● Work to complete:
**1)** According to the article on the Assange surveillance lawsuit, what private Spanish security company did the CIA commission?
**2)** From the article on the Assange surveillance lawsuit, pull out the passage that opens with the words containing "Mike Pompeo and" and closes with "U.S. District Court.", copying it word for word.

Mike Pompeo and the CIA have been sued for illegal surveillance of Assange’s visitors.

By Marjorie Cohn, Truthout

Attorneys and journalists whom the CIA spied on when they visited WikiLeaks publisher Julian Assange in the Ecuadorian Embassy in London have filed a lawsuit against the CIA, its former director Mike Pompeo, UC Global and its director, David Morales, in U.S. District Court.

Supporters of WikiLeaks founder Julian Assange take part in a protest against the NATO leaders summit in Brussels, Belgium June 13, 2021

Assange is in a London prison fighting extradition to the United States. He is charged with violating the Espionage Act for exposing U.S. war crimes and faces 175 years imprisonment. During the seven years he lived in the Ecuadorian Embassy under a grant of asylum, Assange was visited by more than 100 attorneys, journalists and doctors. They included Assange’s criminal defense attorneys in the United States, international human rights lawyers, national security journalists whose sources could be jeopardized if exposed, and physicians and medical professionals.

The CIA commissioned Undercover Global (UC Global), a private Spanish security company, to send images from Assange’s visitors’ cellphones and laptops as well as video streamed from their meetings to the CIA.

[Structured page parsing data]
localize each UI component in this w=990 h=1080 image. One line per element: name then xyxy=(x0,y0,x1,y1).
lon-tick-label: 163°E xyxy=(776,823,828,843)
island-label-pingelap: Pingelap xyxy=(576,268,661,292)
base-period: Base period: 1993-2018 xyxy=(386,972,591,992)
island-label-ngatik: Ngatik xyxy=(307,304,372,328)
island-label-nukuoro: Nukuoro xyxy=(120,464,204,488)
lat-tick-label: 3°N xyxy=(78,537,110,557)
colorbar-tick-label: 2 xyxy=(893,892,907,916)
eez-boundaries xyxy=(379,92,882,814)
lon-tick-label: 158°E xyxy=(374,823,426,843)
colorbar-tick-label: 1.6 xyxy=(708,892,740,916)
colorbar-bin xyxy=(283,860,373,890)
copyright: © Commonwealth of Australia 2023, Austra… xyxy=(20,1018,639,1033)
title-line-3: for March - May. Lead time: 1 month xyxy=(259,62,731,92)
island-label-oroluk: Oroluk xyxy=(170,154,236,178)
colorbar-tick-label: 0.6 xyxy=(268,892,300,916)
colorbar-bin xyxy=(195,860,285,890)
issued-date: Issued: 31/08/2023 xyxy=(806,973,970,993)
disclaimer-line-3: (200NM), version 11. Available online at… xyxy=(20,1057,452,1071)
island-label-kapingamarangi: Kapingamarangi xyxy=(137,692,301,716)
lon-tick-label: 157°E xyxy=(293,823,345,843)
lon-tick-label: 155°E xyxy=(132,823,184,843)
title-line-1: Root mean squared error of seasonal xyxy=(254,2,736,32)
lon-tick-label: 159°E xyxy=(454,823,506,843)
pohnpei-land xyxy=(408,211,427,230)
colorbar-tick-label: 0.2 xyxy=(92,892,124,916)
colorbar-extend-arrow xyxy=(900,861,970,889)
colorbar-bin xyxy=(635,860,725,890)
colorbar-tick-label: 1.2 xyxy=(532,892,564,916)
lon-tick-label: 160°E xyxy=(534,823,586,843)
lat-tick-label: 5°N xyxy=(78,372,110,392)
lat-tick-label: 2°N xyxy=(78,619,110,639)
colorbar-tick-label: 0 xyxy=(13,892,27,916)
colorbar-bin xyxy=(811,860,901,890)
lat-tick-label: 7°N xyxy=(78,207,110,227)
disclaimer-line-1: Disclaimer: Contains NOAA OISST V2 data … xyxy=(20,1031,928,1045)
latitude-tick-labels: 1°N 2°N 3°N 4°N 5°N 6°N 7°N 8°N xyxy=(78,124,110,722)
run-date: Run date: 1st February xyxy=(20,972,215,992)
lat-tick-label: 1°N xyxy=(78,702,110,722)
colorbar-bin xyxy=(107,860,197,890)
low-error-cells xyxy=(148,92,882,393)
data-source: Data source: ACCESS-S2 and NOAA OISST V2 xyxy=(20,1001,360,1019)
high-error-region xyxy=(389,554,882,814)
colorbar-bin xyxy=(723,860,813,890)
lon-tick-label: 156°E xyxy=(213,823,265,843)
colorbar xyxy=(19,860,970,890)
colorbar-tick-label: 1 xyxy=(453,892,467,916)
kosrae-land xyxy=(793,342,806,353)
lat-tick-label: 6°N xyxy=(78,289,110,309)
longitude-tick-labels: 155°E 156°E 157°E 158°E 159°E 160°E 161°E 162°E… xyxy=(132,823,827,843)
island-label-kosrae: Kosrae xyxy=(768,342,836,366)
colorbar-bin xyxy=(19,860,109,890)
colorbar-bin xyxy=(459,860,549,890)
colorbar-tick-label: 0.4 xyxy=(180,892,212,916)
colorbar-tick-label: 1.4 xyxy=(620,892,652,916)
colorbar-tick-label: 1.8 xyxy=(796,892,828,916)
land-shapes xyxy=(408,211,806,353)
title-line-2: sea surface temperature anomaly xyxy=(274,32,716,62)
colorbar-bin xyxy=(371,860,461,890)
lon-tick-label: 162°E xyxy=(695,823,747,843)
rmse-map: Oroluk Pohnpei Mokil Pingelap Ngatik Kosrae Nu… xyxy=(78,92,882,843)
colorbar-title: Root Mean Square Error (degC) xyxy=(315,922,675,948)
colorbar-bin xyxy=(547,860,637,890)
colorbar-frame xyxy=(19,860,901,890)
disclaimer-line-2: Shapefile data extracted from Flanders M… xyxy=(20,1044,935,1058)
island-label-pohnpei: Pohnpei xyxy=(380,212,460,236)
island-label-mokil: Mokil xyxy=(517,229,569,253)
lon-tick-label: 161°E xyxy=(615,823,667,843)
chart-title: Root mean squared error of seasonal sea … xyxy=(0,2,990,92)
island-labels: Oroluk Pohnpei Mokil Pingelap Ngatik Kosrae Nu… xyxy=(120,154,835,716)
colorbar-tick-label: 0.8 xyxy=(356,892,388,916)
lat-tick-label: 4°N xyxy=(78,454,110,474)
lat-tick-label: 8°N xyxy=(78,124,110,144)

● Your responses:
**1)** Undercover Global (UC Global).

**2)**
Mike Pompeo and the CIA have been sued for illegal surveillance of Assange’s visitors.

By Marjorie Cohn, Truthout

Attorneys and journalists whom the CIA spied on when they visited WikiLeaks publisher Julian Assange in the Ecuadorian Embassy in London have filed a lawsuit against the CIA, its former director Mike Pompeo, UC Global and its director, David Morales, in U.S. District Court.